»»
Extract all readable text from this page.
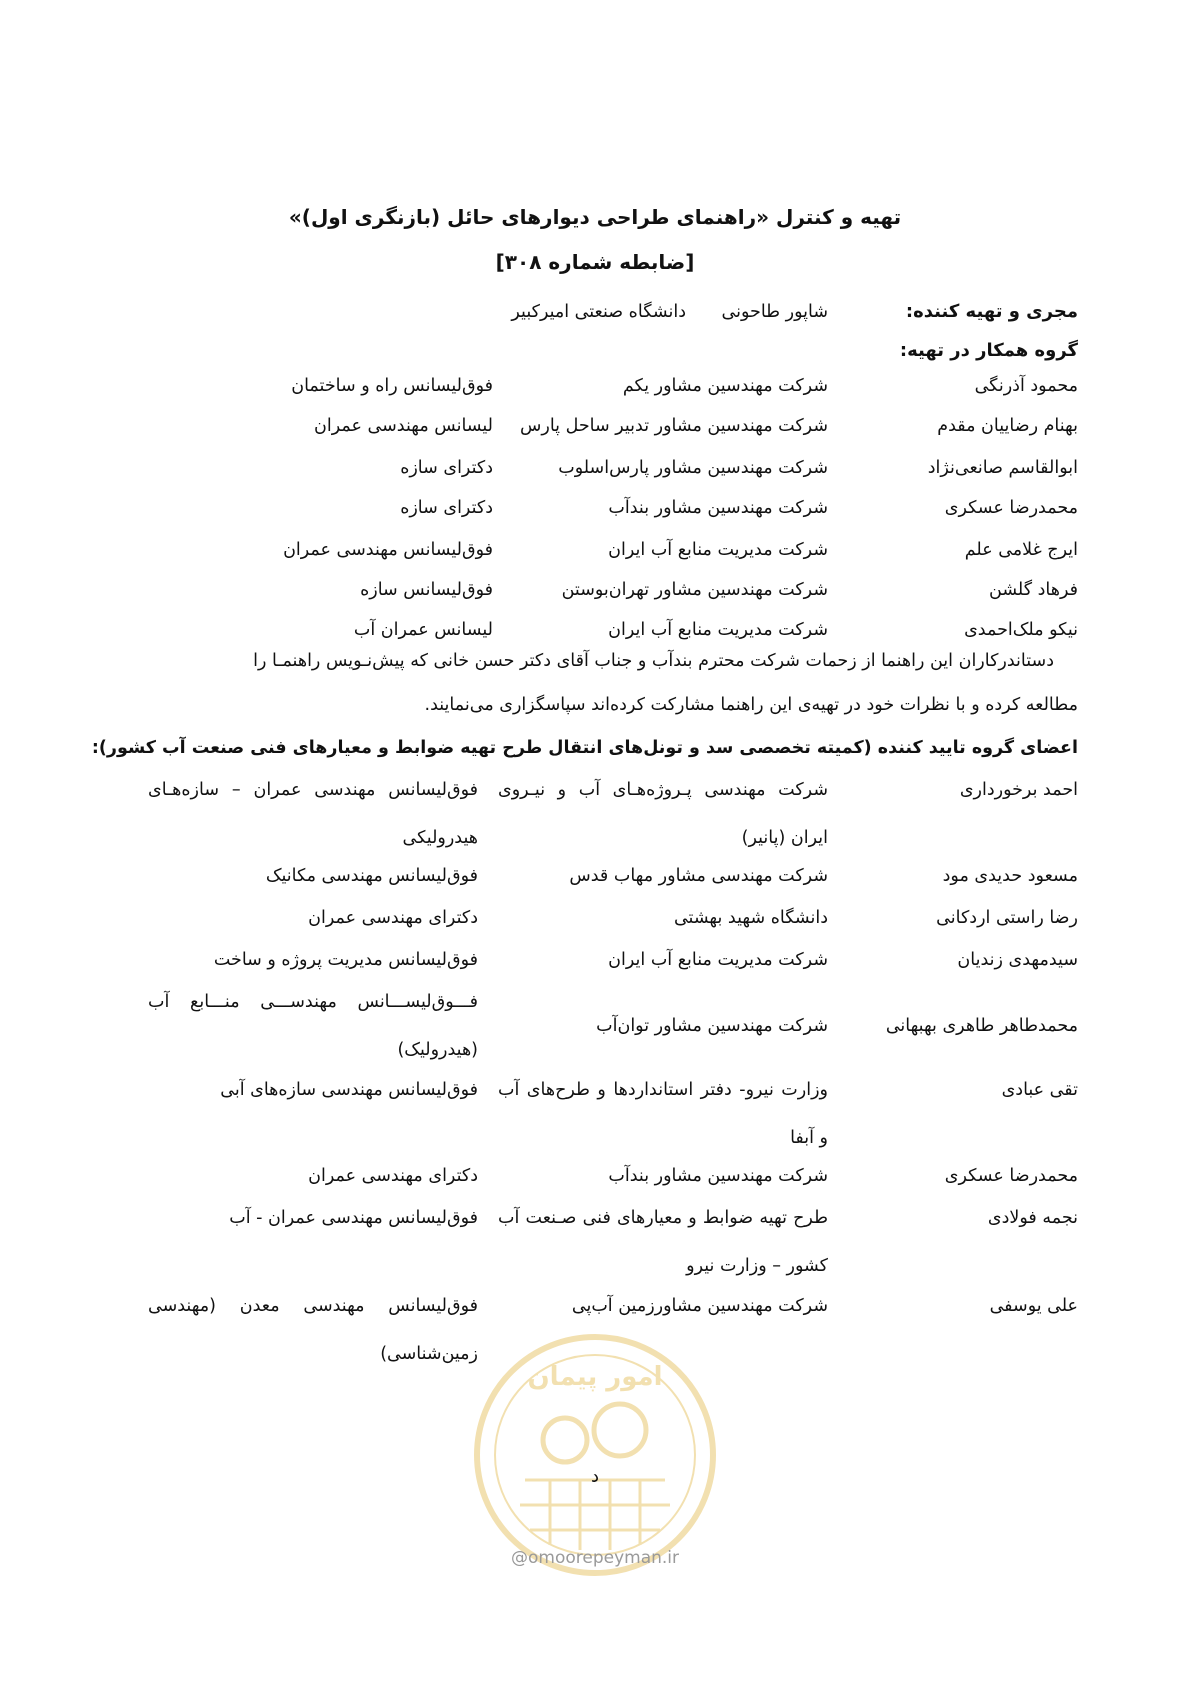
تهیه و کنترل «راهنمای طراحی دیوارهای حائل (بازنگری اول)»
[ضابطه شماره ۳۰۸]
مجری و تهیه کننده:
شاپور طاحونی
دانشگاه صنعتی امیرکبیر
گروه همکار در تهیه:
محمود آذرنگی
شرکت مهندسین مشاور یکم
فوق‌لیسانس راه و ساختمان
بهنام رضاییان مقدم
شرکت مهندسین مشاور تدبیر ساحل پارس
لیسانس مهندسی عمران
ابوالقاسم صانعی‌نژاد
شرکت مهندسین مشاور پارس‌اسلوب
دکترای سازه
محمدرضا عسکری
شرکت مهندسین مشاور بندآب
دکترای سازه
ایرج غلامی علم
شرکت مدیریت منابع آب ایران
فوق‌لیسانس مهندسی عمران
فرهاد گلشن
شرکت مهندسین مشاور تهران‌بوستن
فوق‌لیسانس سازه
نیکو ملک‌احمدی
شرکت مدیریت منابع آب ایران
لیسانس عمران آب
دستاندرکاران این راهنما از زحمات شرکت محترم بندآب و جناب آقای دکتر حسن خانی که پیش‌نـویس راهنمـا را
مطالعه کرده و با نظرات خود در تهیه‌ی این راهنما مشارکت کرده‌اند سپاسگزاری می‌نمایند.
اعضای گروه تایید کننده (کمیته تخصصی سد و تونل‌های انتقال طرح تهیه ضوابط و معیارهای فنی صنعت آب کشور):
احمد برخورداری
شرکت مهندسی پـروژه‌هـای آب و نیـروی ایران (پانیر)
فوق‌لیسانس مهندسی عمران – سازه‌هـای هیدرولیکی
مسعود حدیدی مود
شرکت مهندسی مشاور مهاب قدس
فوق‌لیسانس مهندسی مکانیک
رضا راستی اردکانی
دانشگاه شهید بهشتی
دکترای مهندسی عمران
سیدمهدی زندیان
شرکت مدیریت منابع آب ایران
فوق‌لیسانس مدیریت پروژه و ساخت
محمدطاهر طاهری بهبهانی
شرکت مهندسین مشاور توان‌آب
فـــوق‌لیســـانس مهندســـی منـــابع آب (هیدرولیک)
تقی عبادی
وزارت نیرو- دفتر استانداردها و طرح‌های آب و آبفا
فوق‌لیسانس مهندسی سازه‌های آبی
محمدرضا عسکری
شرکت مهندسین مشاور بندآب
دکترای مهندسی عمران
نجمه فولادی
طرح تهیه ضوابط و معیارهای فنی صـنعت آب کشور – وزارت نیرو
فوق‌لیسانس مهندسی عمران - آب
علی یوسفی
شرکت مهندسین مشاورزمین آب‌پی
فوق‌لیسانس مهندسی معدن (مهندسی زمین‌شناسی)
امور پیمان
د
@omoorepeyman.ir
««
»»
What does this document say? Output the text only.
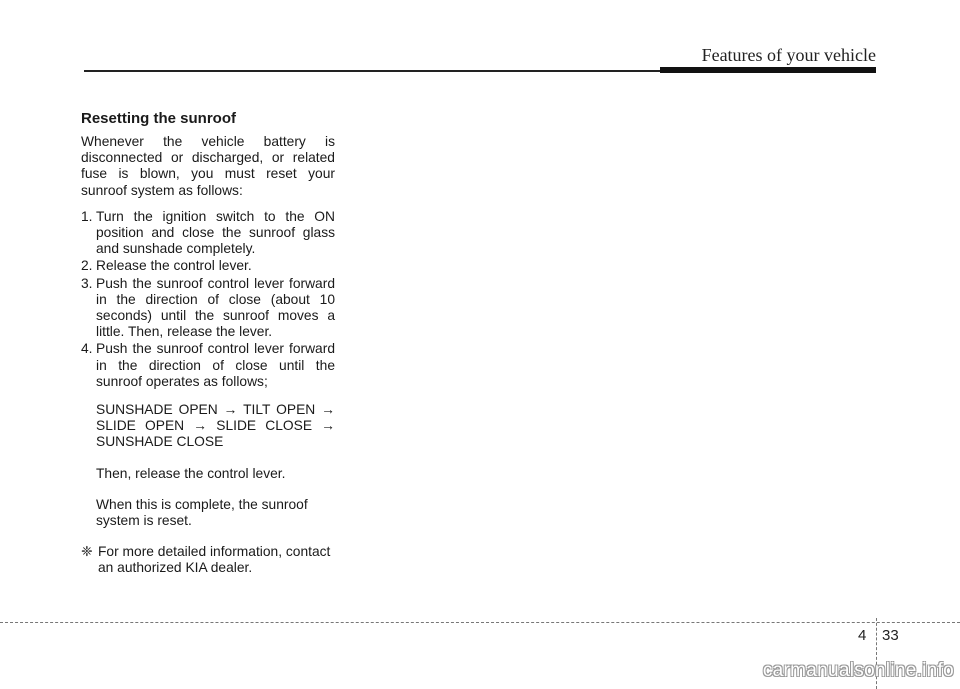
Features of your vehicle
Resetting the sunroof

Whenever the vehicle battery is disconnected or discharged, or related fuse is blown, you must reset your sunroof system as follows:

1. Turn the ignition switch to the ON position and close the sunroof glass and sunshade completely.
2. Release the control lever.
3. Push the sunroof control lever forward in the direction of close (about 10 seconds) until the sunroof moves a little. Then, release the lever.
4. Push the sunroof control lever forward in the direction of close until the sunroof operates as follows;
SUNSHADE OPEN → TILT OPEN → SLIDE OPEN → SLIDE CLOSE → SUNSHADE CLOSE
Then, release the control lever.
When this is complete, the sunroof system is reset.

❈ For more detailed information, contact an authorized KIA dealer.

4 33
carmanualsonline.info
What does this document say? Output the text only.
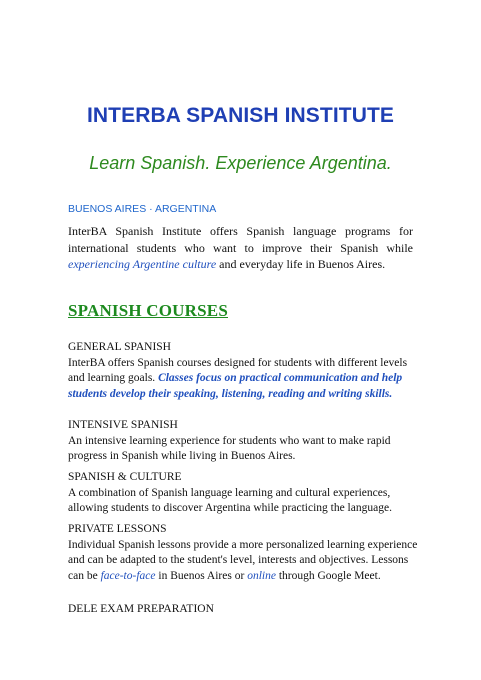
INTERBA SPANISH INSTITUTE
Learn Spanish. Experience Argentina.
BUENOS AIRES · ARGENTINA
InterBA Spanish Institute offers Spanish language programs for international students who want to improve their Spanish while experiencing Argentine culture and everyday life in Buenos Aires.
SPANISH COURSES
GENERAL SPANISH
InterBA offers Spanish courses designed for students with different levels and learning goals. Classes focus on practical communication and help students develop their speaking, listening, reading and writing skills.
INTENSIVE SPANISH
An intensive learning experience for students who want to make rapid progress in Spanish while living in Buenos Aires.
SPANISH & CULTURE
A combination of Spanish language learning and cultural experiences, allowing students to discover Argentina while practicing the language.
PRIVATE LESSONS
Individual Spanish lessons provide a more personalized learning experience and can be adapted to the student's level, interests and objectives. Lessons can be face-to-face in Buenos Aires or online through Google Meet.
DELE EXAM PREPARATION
««
»»
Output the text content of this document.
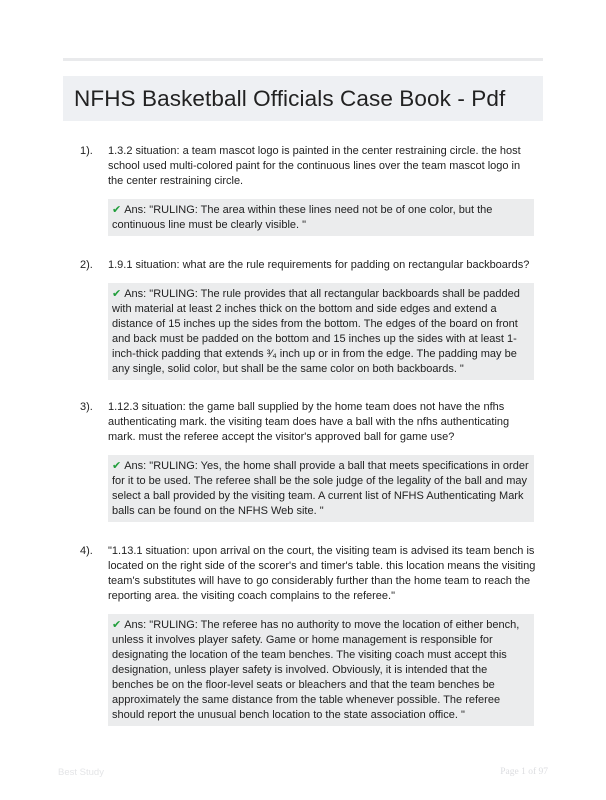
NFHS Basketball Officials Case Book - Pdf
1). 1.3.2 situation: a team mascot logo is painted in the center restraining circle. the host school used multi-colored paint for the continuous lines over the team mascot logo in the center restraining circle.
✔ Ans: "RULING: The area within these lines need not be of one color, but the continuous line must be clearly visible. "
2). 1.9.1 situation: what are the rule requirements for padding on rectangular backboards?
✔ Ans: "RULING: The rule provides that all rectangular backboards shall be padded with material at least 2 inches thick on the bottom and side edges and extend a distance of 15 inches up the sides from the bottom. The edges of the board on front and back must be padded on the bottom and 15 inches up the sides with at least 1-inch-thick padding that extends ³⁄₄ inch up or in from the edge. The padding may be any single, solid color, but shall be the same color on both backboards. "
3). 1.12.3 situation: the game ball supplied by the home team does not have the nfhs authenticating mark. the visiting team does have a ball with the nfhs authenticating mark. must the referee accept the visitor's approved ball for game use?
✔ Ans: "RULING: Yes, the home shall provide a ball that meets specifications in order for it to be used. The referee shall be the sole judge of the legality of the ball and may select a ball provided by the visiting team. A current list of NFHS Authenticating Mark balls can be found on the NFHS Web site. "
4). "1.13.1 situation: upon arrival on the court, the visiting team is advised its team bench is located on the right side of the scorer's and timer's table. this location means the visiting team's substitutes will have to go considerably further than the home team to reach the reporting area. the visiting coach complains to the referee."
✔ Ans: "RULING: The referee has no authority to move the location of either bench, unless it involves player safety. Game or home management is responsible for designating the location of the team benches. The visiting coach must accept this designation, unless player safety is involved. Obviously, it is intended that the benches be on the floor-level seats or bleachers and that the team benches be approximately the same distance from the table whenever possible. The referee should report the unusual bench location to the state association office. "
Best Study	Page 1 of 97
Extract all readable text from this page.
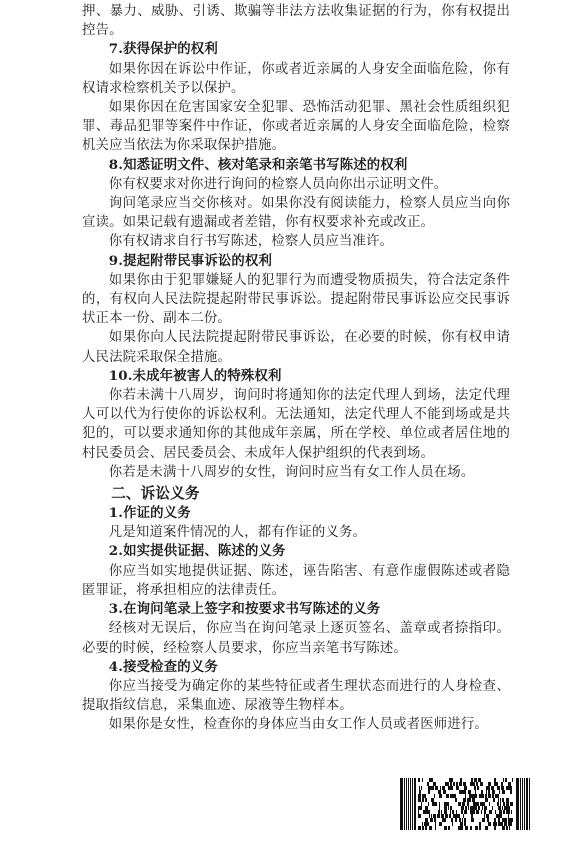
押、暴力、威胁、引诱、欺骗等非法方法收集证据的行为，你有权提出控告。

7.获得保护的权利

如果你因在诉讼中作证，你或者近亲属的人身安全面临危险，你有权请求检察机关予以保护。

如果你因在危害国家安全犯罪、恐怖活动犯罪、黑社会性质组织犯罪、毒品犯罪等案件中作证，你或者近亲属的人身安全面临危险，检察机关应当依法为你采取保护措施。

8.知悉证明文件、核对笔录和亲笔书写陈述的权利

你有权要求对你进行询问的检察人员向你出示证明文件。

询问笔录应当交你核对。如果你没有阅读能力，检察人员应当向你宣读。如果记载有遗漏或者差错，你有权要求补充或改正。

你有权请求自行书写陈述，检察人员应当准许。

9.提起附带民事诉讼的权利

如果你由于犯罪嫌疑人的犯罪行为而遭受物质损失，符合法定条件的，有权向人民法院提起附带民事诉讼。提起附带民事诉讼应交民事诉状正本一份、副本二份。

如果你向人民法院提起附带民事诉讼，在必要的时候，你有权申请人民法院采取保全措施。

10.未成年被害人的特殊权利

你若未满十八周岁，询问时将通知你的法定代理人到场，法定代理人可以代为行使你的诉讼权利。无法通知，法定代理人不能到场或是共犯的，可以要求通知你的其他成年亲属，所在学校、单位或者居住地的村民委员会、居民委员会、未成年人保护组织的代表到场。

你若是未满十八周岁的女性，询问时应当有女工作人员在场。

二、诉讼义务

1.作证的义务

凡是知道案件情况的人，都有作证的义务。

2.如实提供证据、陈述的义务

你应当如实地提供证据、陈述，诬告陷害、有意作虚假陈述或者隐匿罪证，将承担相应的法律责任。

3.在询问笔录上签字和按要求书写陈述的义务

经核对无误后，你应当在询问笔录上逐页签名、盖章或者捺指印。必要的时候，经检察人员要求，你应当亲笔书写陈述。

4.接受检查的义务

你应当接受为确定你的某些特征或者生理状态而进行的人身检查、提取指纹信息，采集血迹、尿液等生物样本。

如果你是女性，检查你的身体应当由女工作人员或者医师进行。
««
(Aim of the task)
From the entries above, extract every line where the word "کننده" appears.

(Answer)
مجری و تهیه کننده:
اعضای گروه تایید کننده (کمیته تخصصی سد و تونل‌های انتقال طرح تهیه ضوابط و معیارهای فنی صنعت آب کشور):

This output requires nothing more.